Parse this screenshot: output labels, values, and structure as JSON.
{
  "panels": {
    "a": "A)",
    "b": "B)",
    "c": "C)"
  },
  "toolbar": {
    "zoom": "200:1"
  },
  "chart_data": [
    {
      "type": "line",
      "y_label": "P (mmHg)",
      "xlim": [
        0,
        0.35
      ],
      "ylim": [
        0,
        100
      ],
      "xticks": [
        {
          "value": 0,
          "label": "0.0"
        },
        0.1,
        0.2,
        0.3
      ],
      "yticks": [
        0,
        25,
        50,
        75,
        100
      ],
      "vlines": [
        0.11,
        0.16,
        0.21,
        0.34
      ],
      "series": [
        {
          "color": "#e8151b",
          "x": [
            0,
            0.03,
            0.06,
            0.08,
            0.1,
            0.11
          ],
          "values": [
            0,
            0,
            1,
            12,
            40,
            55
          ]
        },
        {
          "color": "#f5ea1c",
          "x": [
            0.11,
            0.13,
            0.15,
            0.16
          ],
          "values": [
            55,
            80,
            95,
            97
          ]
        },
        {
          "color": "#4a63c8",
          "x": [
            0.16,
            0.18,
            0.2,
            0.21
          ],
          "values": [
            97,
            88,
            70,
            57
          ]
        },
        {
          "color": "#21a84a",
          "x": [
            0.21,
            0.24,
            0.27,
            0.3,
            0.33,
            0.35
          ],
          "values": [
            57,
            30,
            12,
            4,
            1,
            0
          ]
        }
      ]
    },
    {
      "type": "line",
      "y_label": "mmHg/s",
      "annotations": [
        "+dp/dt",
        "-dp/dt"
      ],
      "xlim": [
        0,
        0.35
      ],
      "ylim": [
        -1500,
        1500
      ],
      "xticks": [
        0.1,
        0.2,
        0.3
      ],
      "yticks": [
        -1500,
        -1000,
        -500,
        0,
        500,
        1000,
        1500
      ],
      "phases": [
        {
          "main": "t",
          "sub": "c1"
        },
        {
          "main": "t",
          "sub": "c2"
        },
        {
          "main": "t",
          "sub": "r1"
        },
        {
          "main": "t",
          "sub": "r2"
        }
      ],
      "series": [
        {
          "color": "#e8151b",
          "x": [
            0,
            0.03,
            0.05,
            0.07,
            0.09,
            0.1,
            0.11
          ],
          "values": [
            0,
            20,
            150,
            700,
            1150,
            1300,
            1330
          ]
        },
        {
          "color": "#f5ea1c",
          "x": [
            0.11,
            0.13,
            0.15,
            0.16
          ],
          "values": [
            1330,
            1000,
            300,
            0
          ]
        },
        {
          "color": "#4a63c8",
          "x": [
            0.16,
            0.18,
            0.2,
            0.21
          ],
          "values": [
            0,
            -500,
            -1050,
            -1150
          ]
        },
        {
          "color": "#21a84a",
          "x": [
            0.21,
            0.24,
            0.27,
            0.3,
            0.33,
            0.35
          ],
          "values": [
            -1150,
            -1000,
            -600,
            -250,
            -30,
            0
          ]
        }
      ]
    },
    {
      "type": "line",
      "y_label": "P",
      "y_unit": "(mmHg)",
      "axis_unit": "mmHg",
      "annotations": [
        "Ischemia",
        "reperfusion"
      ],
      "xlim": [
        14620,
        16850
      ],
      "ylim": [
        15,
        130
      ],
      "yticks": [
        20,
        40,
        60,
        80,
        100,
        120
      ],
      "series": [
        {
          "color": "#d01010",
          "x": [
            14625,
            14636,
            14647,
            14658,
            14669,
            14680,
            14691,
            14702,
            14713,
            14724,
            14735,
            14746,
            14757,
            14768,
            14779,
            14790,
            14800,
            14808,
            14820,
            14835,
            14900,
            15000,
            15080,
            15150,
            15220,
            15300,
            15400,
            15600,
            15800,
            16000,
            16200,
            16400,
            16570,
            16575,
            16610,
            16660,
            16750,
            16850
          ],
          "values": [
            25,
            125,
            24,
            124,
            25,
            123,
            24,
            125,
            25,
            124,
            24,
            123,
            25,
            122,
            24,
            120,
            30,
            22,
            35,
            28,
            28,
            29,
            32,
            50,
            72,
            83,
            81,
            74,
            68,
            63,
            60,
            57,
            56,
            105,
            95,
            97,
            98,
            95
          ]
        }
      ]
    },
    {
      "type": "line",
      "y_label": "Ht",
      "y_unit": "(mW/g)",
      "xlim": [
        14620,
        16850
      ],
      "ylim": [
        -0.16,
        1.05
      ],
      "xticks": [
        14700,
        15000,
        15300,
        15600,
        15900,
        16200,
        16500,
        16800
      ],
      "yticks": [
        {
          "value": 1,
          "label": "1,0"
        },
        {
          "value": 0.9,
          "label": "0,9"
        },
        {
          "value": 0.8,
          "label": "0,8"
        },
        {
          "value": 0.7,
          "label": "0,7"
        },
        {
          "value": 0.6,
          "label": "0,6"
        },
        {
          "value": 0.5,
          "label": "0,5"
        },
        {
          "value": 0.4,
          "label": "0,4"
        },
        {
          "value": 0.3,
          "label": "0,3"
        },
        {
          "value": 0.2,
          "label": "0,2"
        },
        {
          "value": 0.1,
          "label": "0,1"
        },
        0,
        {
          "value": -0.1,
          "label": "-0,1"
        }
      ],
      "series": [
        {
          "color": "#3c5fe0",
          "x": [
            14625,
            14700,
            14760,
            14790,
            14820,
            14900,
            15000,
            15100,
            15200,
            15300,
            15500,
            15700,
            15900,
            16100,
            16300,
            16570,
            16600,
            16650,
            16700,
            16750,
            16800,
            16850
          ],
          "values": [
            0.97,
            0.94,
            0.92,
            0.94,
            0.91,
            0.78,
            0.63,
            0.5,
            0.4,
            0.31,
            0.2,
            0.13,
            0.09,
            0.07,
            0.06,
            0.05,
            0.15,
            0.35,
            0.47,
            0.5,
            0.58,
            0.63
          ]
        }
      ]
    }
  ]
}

----------

### Given instruction
Using the material above, print every entry exactly as written.

### Answer in full
Parse this screenshot: output labels, values, and structure as JSON.
{
  "panels": {
    "a": "A)",
    "b": "B)",
    "c": "C)"
  },
  "toolbar": {
    "zoom": "200:1"
  },
  "chart_data": [
    {
      "type": "line",
      "y_label": "P (mmHg)",
      "xlim": [
        0,
        0.35
      ],
      "ylim": [
        0,
        100
      ],
      "xticks": [
        {
          "value": 0,
          "label": "0.0"
        },
        0.1,
        0.2,
        0.3
      ],
      "yticks": [
        0,
        25,
        50,
        75,
        100
      ],
      "vlines": [
        0.11,
        0.16,
        0.21,
        0.34
      ],
      "series": [
        {
          "color": "#e8151b",
          "x": [
            0,
            0.03,
            0.06,
            0.08,
            0.1,
            0.11
          ],
          "values": [
            0,
            0,
            1,
            12,
            40,
            55
          ]
        },
        {
          "color": "#f5ea1c",
          "x": [
            0.11,
            0.13,
            0.15,
            0.16
          ],
          "values": [
            55,
            80,
            95,
            97
          ]
        },
        {
          "color": "#4a63c8",
          "x": [
            0.16,
            0.18,
            0.2,
            0.21
          ],
          "values": [
            97,
            88,
            70,
            57
          ]
        },
        {
          "color": "#21a84a",
          "x": [
            0.21,
            0.24,
            0.27,
            0.3,
            0.33,
            0.35
          ],
          "values": [
            57,
            30,
            12,
            4,
            1,
            0
          ]
        }
      ]
    },
    {
      "type": "line",
      "y_label": "mmHg/s",
      "annotations": [
        "+dp/dt",
        "-dp/dt"
      ],
      "xlim": [
        0,
        0.35
      ],
      "ylim": [
        -1500,
        1500
      ],
      "xticks": [
        0.1,
        0.2,
        0.3
      ],
      "yticks": [
        -1500,
        -1000,
        -500,
        0,
        500,
        1000,
        1500
      ],
      "phases": [
        {
          "main": "t",
          "sub": "c1"
        },
        {
          "main": "t",
          "sub": "c2"
        },
        {
          "main": "t",
          "sub": "r1"
        },
        {
          "main": "t",
          "sub": "r2"
        }
      ],
      "series": [
        {
          "color": "#e8151b",
          "x": [
            0,
            0.03,
            0.05,
            0.07,
            0.09,
            0.1,
            0.11
          ],
          "values": [
            0,
            20,
            150,
            700,
            1150,
            1300,
            1330
          ]
        },
        {
          "color": "#f5ea1c",
          "x": [
            0.11,
            0.13,
            0.15,
            0.16
          ],
          "values": [
            1330,
            1000,
            300,
            0
          ]
        },
        {
          "color": "#4a63c8",
          "x": [
            0.16,
            0.18,
            0.2,
            0.21
          ],
          "values": [
            0,
            -500,
            -1050,
            -1150
          ]
        },
        {
          "color": "#21a84a",
          "x": [
            0.21,
            0.24,
            0.27,
            0.3,
            0.33,
            0.35
          ],
          "values": [
            -1150,
            -1000,
            -600,
            -250,
            -30,
            0
          ]
        }
      ]
    },
    {
      "type": "line",
      "y_label": "P",
      "y_unit": "(mmHg)",
      "axis_unit": "mmHg",
      "annotations": [
        "Ischemia",
        "reperfusion"
      ],
      "xlim": [
        14620,
        16850
      ],
      "ylim": [
        15,
        130
      ],
      "yticks": [
        20,
        40,
        60,
        80,
        100,
        120
      ],
      "series": [
        {
          "color": "#d01010",
          "x": [
            14625,
            14636,
            14647,
            14658,
            14669,
            14680,
            14691,
            14702,
            14713,
            14724,
            14735,
            14746,
            14757,
            14768,
            14779,
            14790,
            14800,
            14808,
            14820,
            14835,
            14900,
            15000,
            15080,
            15150,
            15220,
            15300,
            15400,
            15600,
            15800,
            16000,
            16200,
            16400,
            16570,
            16575,
            16610,
            16660,
            16750,
            16850
          ],
          "values": [
            25,
            125,
            24,
            124,
            25,
            123,
            24,
            125,
            25,
            124,
            24,
            123,
            25,
            122,
            24,
            120,
            30,
            22,
            35,
            28,
            28,
            29,
            32,
            50,
            72,
            83,
            81,
            74,
            68,
            63,
            60,
            57,
            56,
            105,
            95,
            97,
            98,
            95
          ]
        }
      ]
    },
    {
      "type": "line",
      "y_label": "Ht",
      "y_unit": "(mW/g)",
      "xlim": [
        14620,
        16850
      ],
      "ylim": [
        -0.16,
        1.05
      ],
      "xticks": [
        14700,
        15000,
        15300,
        15600,
        15900,
        16200,
        16500,
        16800
      ],
      "yticks": [
        {
          "value": 1,
          "label": "1,0"
        },
        {
          "value": 0.9,
          "label": "0,9"
        },
        {
          "value": 0.8,
          "label": "0,8"
        },
        {
          "value": 0.7,
          "label": "0,7"
        },
        {
          "value": 0.6,
          "label": "0,6"
        },
        {
          "value": 0.5,
          "label": "0,5"
        },
        {
          "value": 0.4,
          "label": "0,4"
        },
        {
          "value": 0.3,
          "label": "0,3"
        },
        {
          "value": 0.2,
          "label": "0,2"
        },
        {
          "value": 0.1,
          "label": "0,1"
        },
        0,
        {
          "value": -0.1,
          "label": "-0,1"
        }
      ],
      "series": [
        {
          "color": "#3c5fe0",
          "x": [
            14625,
            14700,
            14760,
            14790,
            14820,
            14900,
            15000,
            15100,
            15200,
            15300,
            15500,
            15700,
            15900,
            16100,
            16300,
            16570,
            16600,
            16650,
            16700,
            16750,
            16800,
            16850
          ],
          "values": [
            0.97,
            0.94,
            0.92,
            0.94,
            0.91,
            0.78,
            0.63,
            0.5,
            0.4,
            0.31,
            0.2,
            0.13,
            0.09,
            0.07,
            0.06,
            0.05,
            0.15,
            0.35,
            0.47,
            0.5,
            0.58,
            0.63
          ]
        }
      ]
    }
  ]
}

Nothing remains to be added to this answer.